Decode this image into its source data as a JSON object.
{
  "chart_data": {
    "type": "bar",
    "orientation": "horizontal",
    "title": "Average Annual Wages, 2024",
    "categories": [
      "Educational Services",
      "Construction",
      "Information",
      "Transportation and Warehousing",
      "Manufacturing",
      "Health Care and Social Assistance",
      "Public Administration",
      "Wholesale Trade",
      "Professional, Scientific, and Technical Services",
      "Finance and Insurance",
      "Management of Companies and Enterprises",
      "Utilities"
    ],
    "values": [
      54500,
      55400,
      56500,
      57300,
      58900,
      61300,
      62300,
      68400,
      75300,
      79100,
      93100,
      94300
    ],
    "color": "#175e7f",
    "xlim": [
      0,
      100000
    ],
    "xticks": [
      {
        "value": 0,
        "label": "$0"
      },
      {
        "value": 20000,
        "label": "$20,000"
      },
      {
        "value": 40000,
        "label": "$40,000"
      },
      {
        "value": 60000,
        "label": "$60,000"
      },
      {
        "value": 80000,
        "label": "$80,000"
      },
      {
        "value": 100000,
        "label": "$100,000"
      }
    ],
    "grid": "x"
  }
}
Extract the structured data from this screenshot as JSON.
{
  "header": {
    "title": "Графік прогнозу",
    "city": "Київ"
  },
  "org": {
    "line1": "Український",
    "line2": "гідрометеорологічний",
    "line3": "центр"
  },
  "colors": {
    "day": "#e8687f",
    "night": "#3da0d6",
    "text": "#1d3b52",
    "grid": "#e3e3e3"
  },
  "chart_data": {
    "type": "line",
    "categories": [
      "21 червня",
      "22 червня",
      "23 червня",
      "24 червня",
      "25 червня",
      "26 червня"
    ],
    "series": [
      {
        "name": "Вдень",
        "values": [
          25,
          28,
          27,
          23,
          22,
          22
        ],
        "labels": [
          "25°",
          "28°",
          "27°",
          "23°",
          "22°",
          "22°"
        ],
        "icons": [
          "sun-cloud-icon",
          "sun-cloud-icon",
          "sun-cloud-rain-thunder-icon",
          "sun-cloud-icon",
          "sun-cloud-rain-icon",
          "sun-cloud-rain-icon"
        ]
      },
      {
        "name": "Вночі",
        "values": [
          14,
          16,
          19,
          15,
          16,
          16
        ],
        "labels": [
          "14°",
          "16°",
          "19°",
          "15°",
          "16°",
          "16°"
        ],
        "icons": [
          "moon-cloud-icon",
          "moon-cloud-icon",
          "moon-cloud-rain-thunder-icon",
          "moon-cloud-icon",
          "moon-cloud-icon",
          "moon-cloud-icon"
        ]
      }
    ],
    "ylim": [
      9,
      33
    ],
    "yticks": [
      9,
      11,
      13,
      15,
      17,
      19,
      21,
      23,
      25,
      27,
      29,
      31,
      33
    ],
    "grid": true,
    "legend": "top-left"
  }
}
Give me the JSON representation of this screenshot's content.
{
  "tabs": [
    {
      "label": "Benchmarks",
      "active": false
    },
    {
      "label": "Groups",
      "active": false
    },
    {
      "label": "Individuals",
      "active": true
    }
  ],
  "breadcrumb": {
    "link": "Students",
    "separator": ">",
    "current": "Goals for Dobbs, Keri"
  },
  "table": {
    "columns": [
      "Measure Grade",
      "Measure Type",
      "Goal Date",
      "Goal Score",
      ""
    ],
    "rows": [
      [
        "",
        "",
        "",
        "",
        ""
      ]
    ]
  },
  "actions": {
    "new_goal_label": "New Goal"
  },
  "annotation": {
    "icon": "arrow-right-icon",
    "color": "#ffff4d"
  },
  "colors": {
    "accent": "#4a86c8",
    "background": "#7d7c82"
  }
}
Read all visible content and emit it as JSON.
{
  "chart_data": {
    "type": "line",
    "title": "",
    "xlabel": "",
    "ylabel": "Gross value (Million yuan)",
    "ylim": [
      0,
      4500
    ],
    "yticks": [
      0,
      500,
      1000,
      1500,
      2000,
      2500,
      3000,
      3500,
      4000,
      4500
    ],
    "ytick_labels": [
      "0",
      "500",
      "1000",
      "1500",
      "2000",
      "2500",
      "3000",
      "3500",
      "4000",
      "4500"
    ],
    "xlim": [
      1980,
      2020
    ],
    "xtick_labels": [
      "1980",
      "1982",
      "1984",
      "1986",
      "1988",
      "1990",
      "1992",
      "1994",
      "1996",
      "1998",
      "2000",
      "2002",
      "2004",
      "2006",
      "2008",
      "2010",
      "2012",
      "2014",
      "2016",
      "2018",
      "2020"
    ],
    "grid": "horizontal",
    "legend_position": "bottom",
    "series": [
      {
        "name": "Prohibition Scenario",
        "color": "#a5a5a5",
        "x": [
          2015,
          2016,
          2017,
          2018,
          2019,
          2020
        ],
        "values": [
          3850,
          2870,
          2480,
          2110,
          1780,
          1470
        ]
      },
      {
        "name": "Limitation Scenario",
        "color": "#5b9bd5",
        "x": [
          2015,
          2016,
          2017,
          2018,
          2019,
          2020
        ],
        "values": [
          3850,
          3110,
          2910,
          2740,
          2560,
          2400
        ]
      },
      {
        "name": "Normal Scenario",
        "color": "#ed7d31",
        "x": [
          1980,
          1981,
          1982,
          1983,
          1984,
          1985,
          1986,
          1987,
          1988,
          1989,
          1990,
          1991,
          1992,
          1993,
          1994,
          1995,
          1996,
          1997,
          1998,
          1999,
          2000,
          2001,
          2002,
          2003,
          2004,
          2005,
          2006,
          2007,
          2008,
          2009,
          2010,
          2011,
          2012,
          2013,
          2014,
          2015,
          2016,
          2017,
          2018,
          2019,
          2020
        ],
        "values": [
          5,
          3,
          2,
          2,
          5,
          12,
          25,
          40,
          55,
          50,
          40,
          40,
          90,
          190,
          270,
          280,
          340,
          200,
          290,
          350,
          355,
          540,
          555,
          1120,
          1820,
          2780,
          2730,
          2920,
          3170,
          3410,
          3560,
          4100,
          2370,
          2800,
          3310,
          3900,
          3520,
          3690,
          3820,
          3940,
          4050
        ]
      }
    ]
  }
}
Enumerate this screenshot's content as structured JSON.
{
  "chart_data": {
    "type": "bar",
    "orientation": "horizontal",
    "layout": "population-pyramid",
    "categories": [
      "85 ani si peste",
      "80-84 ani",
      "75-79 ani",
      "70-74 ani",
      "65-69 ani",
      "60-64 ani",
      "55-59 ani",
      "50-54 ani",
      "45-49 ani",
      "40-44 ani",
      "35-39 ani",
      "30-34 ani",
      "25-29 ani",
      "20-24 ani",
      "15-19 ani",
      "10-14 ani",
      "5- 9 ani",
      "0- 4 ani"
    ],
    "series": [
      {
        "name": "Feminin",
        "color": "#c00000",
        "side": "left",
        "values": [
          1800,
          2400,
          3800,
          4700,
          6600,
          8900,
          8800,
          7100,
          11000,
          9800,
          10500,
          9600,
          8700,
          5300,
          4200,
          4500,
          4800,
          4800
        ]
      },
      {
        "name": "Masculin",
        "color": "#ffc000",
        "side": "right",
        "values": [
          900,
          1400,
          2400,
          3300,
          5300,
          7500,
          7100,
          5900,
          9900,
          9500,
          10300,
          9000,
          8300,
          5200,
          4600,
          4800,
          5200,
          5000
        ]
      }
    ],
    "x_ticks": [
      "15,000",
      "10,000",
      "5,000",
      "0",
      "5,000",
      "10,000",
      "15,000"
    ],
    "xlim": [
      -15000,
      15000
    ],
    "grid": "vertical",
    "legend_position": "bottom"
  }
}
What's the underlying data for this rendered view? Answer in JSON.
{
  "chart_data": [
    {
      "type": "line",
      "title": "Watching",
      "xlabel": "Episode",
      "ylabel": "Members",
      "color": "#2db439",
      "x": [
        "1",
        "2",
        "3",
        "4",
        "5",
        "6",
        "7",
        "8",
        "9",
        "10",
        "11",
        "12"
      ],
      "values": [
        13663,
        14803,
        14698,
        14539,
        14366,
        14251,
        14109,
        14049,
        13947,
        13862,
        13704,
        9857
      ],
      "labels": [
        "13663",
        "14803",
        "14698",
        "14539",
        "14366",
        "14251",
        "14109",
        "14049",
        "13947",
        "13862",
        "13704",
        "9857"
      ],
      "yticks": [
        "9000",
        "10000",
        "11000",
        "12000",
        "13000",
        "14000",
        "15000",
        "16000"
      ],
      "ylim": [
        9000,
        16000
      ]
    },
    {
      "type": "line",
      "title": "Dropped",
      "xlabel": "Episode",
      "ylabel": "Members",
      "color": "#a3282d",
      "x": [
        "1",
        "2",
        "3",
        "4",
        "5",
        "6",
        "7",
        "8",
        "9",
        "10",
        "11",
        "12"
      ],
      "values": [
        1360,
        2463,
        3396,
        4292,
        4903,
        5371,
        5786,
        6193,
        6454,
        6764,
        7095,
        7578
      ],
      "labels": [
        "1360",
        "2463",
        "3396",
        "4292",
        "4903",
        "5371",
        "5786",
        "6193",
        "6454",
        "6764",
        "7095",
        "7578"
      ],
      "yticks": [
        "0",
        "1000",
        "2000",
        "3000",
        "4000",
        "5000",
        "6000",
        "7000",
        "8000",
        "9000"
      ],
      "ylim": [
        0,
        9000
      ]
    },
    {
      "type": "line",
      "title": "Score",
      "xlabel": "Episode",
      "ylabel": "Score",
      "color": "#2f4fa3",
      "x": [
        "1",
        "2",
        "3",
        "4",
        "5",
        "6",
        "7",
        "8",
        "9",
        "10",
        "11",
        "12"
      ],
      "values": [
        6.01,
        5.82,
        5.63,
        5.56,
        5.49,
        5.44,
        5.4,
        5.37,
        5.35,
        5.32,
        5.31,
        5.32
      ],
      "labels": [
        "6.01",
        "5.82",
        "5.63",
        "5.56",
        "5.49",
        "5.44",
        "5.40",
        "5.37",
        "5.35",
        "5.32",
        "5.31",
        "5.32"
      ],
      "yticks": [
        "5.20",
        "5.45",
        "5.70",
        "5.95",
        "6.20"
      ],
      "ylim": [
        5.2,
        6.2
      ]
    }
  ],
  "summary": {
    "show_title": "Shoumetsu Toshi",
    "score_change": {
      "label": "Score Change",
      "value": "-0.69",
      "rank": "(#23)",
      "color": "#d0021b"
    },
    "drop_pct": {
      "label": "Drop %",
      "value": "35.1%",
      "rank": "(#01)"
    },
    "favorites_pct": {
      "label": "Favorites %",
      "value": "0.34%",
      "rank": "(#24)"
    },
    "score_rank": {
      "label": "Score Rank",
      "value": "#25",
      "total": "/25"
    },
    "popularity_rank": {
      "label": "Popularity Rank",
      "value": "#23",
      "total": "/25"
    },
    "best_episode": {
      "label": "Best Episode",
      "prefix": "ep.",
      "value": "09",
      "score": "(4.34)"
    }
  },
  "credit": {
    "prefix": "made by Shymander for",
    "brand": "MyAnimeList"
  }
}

* * *

▶ **PROBLEM DETAILS**
Copy out each line of the records where the string "structured" appears.

▶ **EXERCISE RESPONSE**
Extract the structured data from this screenshot as JSON.
Enumerate this screenshot's content as structured JSON.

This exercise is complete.